**ACTIONS TO TAKE**
• a. According to the abstract, for how long were the aged mice kept on a regular diet or Western diet?
• b. For each statement, say yes or no to whether the abstract supports it, and quote the deciding words: (i) Western diet raised blood pressure more in Hap-I mice than in Hap-II mice. (ii) The mice in the study were about 12 months old. (iii) Gene expression in the hearts was measured with microarrays.

**EXCERPTED PASSAGE**
╭──

Metabolic Environment Alters the Transcriptomic Landscape of the Aged Heart

Abstract

Eating disorders at older age are coupled with a number of unfavorable health outcomes, including cardiovascular disease; but mechanisms underlying the process remain to be clarified. For this purpose, we studied alterations in gene expression profile of hearts from aged mice following exposure to Western diet. Specifically, we used transgenic mice expressing the haplotype-I (Hap-I: hypertensive genotype) of the human angiotensin receptor type 1 (AT1R) gene because these animals are more prone to develop metabolic syndrome-related disorders. For comparison, mice containing haplotype-II of human AT1R (Hap-II: normotensive genotype) were used. Aged mice (20-24 months of age) were maintained on a regular diet or high fat diet with 2% NaCl (Western diet) for 16 weeks. Blood pressure was monitored by telemetry, whereas cardiac anatomy and gene expression profile were established on heart specimens, using histological and RNA-seq analysis. On regular diet, old Hap-I mice presented higher (~9 mmHg) systolic blood pressure, with respect to aged-matched Hap-II animals. Following administration of Wester diet, blood pressure increased in both groups of mice, but to a larger extent in Hap-I animals (~15 mmHg), in comparison to Hap-II (~7 mmHg). With respect to Hap-II, aged Hap-I mice on regular diet tended to have larger heart weight-to-body weight ratio, increased cell size, and higher levels of fibrosis. Western Diet treatment exacerbated these differences. RNA sequencing data from cardiac tissue of Hap-I aged mice revealed that Western diet significantly altered the expression of >500 genes (p-adj. <0.05). Bioinformatics analysis, using Qiagen IPA software, identified major alterations in main canonical pathways involved in cardiac function, inflammation, and oxidative damage. Top hits in the disease and biological function category included arrhythmia, chamber enlargement, and cell death. Importantly, IRF3, IRF7, IFNG and STAT1 were among the top upstream regulators significantly affected by Western diet. Overall, these results indicate that Western diet promotes hypertension, hypertrophy, and fibrosis in the heart of aged mice. These alterations are paralleled by perturbation of cardiac transcriptional profile, including upstream gene regulators.

╰──

**LISTED RECORDS**

╭──

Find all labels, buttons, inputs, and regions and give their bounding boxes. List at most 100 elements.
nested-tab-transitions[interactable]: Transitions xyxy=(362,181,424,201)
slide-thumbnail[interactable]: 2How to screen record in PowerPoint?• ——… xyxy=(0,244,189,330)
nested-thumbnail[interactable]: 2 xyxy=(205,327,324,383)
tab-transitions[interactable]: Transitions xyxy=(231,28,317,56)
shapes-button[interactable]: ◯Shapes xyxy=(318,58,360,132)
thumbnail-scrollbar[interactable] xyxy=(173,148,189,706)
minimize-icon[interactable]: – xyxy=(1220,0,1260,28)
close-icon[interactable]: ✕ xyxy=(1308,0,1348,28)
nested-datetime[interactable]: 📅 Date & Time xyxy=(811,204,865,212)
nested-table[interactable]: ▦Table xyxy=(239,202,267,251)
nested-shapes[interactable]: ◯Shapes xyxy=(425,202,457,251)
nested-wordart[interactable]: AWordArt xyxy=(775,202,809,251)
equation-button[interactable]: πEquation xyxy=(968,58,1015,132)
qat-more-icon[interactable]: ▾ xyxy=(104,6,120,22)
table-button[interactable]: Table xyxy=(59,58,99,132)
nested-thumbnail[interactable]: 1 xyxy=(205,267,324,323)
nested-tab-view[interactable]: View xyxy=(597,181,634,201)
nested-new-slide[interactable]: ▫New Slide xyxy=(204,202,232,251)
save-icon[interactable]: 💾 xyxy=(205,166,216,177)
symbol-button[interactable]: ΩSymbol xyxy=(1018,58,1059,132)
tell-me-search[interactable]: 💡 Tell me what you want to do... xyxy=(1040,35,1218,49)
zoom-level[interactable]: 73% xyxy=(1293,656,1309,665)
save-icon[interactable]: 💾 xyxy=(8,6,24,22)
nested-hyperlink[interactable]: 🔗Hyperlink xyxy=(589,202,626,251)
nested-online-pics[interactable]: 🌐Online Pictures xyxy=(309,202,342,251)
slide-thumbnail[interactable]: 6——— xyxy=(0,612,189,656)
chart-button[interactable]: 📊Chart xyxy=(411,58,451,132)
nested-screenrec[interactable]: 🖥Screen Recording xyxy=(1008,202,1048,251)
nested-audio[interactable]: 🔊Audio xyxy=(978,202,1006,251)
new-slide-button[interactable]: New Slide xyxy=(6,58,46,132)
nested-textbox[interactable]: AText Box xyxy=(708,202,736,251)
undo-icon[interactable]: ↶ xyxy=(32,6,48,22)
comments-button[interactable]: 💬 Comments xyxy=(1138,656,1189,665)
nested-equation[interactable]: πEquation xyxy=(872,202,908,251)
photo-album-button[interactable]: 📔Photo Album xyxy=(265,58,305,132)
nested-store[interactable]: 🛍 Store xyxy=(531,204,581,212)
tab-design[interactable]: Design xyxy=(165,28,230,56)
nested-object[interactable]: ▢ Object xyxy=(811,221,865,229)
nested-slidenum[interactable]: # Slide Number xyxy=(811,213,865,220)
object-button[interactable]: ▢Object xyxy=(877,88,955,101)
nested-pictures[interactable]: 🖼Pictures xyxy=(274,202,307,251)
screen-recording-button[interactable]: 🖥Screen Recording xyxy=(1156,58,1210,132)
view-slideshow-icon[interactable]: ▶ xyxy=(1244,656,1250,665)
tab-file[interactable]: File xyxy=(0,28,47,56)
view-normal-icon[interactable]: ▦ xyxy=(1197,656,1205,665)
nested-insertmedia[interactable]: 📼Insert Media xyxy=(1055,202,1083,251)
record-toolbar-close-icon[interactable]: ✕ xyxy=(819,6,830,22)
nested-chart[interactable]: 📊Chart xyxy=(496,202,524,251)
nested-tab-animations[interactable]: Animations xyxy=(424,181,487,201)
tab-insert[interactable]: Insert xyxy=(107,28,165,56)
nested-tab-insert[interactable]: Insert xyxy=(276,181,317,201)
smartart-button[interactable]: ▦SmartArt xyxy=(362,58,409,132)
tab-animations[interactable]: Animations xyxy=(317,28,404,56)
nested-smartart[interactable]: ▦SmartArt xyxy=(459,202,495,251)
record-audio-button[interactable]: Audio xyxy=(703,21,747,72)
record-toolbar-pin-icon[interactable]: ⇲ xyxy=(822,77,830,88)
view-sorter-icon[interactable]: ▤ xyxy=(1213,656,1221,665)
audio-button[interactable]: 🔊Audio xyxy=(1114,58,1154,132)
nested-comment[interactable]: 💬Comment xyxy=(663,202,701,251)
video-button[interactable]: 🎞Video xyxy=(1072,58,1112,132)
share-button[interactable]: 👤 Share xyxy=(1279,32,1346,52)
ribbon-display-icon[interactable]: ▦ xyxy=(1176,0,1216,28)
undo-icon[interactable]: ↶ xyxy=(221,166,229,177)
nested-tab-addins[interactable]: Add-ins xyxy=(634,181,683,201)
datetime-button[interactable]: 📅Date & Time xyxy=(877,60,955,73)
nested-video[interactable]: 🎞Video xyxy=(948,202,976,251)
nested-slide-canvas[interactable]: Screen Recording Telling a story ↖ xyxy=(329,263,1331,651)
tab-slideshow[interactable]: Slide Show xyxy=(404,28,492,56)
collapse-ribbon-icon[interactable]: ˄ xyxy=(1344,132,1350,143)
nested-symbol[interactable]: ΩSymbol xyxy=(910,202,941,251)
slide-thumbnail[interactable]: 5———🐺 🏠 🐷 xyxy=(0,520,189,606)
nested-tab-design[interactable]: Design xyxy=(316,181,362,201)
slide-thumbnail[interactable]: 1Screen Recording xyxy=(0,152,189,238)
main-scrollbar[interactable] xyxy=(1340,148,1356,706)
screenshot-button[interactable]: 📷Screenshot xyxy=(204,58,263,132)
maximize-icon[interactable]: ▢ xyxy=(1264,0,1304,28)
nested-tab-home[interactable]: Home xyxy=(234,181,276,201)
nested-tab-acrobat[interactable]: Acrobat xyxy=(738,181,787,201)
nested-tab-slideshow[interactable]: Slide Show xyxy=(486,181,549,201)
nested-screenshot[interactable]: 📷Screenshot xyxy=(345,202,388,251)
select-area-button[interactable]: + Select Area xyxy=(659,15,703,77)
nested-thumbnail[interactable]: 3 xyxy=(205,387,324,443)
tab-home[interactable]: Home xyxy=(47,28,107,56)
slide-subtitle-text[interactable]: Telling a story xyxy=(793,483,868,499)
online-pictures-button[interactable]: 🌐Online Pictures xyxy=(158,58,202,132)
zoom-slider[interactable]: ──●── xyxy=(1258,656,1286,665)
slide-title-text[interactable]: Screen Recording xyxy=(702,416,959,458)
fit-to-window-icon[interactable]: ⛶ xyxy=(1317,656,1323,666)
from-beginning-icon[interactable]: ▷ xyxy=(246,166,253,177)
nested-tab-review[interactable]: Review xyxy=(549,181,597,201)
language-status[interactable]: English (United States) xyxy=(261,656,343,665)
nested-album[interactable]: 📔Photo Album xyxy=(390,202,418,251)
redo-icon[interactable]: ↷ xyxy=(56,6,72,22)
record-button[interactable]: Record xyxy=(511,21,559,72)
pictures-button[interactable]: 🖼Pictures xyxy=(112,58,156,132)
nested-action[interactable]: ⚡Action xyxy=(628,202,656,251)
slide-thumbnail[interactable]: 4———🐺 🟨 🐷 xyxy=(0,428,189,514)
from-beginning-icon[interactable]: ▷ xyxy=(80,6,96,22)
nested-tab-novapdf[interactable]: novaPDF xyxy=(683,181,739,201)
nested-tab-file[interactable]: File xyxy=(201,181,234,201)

╰──

**RESPONSES PER TASK**
• a. 16 weeks

• b.
(i) Yes: "but to a larger extent in Hap-I animals (~15 mmHg), in comparison to Hap-II (~7 mmHg)"
(ii) No: "Aged mice (20-24 months of age)"
(iii) No: "using histological and RNA-seq analysis"